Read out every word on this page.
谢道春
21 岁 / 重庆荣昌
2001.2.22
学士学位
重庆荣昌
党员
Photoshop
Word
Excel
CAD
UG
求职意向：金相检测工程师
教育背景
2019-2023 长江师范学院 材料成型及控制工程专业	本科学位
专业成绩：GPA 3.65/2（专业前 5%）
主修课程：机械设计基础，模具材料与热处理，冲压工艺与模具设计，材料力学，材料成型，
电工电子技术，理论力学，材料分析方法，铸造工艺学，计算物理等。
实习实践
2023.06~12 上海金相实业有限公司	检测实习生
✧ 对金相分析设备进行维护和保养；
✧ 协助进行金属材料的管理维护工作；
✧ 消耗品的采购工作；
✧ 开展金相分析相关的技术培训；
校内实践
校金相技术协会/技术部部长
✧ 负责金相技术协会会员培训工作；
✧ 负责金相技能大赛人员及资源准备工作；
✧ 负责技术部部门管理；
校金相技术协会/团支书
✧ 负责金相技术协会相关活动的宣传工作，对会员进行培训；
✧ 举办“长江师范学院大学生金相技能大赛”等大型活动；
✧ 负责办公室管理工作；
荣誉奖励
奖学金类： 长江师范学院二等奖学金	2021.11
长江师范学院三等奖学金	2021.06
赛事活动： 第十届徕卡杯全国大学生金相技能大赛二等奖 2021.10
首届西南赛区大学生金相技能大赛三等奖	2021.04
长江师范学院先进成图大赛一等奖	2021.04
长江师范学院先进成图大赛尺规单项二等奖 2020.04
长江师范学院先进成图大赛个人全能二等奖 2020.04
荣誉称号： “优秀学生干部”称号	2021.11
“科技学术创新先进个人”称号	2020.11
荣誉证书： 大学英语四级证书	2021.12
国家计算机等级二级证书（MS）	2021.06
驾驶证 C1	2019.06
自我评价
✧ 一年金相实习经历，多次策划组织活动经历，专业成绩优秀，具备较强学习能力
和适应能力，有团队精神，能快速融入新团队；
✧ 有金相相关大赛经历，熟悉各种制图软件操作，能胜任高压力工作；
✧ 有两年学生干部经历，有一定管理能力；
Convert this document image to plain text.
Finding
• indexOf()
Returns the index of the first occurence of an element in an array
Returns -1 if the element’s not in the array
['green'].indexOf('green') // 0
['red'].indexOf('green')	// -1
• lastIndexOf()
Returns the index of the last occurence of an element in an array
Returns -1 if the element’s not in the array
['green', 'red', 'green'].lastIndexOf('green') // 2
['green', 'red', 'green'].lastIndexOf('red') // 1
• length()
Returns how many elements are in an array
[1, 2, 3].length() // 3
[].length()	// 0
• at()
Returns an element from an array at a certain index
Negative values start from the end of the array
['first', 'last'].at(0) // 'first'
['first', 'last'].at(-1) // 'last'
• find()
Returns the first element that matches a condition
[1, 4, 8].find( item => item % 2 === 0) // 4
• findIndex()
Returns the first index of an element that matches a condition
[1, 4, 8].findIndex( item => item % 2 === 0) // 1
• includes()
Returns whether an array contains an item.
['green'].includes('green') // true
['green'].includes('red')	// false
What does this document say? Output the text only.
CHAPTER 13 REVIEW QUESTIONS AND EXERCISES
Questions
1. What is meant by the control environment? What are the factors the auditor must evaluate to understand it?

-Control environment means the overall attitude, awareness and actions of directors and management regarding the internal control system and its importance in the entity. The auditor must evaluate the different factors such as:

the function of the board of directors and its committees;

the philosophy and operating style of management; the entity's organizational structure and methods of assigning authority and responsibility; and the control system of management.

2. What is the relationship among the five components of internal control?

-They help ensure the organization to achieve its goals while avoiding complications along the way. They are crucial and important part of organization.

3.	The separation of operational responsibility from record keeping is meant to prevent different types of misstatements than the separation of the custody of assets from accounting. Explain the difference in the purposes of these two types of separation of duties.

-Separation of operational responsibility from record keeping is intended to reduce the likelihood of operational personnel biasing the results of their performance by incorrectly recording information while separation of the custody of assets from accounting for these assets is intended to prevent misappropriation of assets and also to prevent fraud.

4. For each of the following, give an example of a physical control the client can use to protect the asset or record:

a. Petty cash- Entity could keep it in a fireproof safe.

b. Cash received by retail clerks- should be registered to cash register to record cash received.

☆ ☆ ☆ ☆ ☆ ☆ ☆

* **What you have to do**
Return the listing above word for word.

* **Complete output**
Read out every word on this page.
谢道春
21 岁 / 重庆荣昌
2001.2.22
学士学位
重庆荣昌
党员
Photoshop
Word
Excel
CAD
UG
求职意向：金相检测工程师
教育背景
2019-2023 长江师范学院 材料成型及控制工程专业	本科学位
专业成绩：GPA 3.65/2（专业前 5%）
主修课程：机械设计基础，模具材料与热处理，冲压工艺与模具设计，材料力学，材料成型，
电工电子技术，理论力学，材料分析方法，铸造工艺学，计算物理等。
实习实践
2023.06~12 上海金相实业有限公司	检测实习生
✧ 对金相分析设备进行维护和保养；
✧ 协助进行金属材料的管理维护工作；
✧ 消耗品的采购工作；
✧ 开展金相分析相关的技术培训；
校内实践
校金相技术协会/技术部部长
✧ 负责金相技术协会会员培训工作；
✧ 负责金相技能大赛人员及资源准备工作；
✧ 负责技术部部门管理；
校金相技术协会/团支书
✧ 负责金相技术协会相关活动的宣传工作，对会员进行培训；
✧ 举办“长江师范学院大学生金相技能大赛”等大型活动；
✧ 负责办公室管理工作；
荣誉奖励
奖学金类： 长江师范学院二等奖学金	2021.11
长江师范学院三等奖学金	2021.06
赛事活动： 第十届徕卡杯全国大学生金相技能大赛二等奖 2021.10
首届西南赛区大学生金相技能大赛三等奖	2021.04
长江师范学院先进成图大赛一等奖	2021.04
长江师范学院先进成图大赛尺规单项二等奖 2020.04
长江师范学院先进成图大赛个人全能二等奖 2020.04
荣誉称号： “优秀学生干部”称号	2021.11
“科技学术创新先进个人”称号	2020.11
荣誉证书： 大学英语四级证书	2021.12
国家计算机等级二级证书（MS）	2021.06
驾驶证 C1	2019.06
自我评价
✧ 一年金相实习经历，多次策划组织活动经历，专业成绩优秀，具备较强学习能力
和适应能力，有团队精神，能快速融入新团队；
✧ 有金相相关大赛经历，熟悉各种制图软件操作，能胜任高压力工作；
✧ 有两年学生干部经历，有一定管理能力；
Convert this document image to plain text.
Finding
• indexOf()
Returns the index of the first occurence of an element in an array
Returns -1 if the element’s not in the array
['green'].indexOf('green') // 0
['red'].indexOf('green')	// -1
• lastIndexOf()
Returns the index of the last occurence of an element in an array
Returns -1 if the element’s not in the array
['green', 'red', 'green'].lastIndexOf('green') // 2
['green', 'red', 'green'].lastIndexOf('red') // 1
• length()
Returns how many elements are in an array
[1, 2, 3].length() // 3
[].length()	// 0
• at()
Returns an element from an array at a certain index
Negative values start from the end of the array
['first', 'last'].at(0) // 'first'
['first', 'last'].at(-1) // 'last'
• find()
Returns the first element that matches a condition
[1, 4, 8].find( item => item % 2 === 0) // 4
• findIndex()
Returns the first index of an element that matches a condition
[1, 4, 8].findIndex( item => item % 2 === 0) // 1
• includes()
Returns whether an array contains an item.
['green'].includes('green') // true
['green'].includes('red')	// false
What does this document say? Output the text only.
CHAPTER 13 REVIEW QUESTIONS AND EXERCISES
Questions
1. What is meant by the control environment? What are the factors the auditor must evaluate to understand it?

-Control environment means the overall attitude, awareness and actions of directors and management regarding the internal control system and its importance in the entity. The auditor must evaluate the different factors such as:

the function of the board of directors and its committees;

the philosophy and operating style of management; the entity's organizational structure and methods of assigning authority and responsibility; and the control system of management.

2. What is the relationship among the five components of internal control?

-They help ensure the organization to achieve its goals while avoiding complications along the way. They are crucial and important part of organization.

3.	The separation of operational responsibility from record keeping is meant to prevent different types of misstatements than the separation of the custody of assets from accounting. Explain the difference in the purposes of these two types of separation of duties.

-Separation of operational responsibility from record keeping is intended to reduce the likelihood of operational personnel biasing the results of their performance by incorrectly recording information while separation of the custody of assets from accounting for these assets is intended to prevent misappropriation of assets and also to prevent fraud.

4. For each of the following, give an example of a physical control the client can use to protect the asset or record:

a. Petty cash- Entity could keep it in a fireproof safe.

b. Cash received by retail clerks- should be registered to cash register to record cash received.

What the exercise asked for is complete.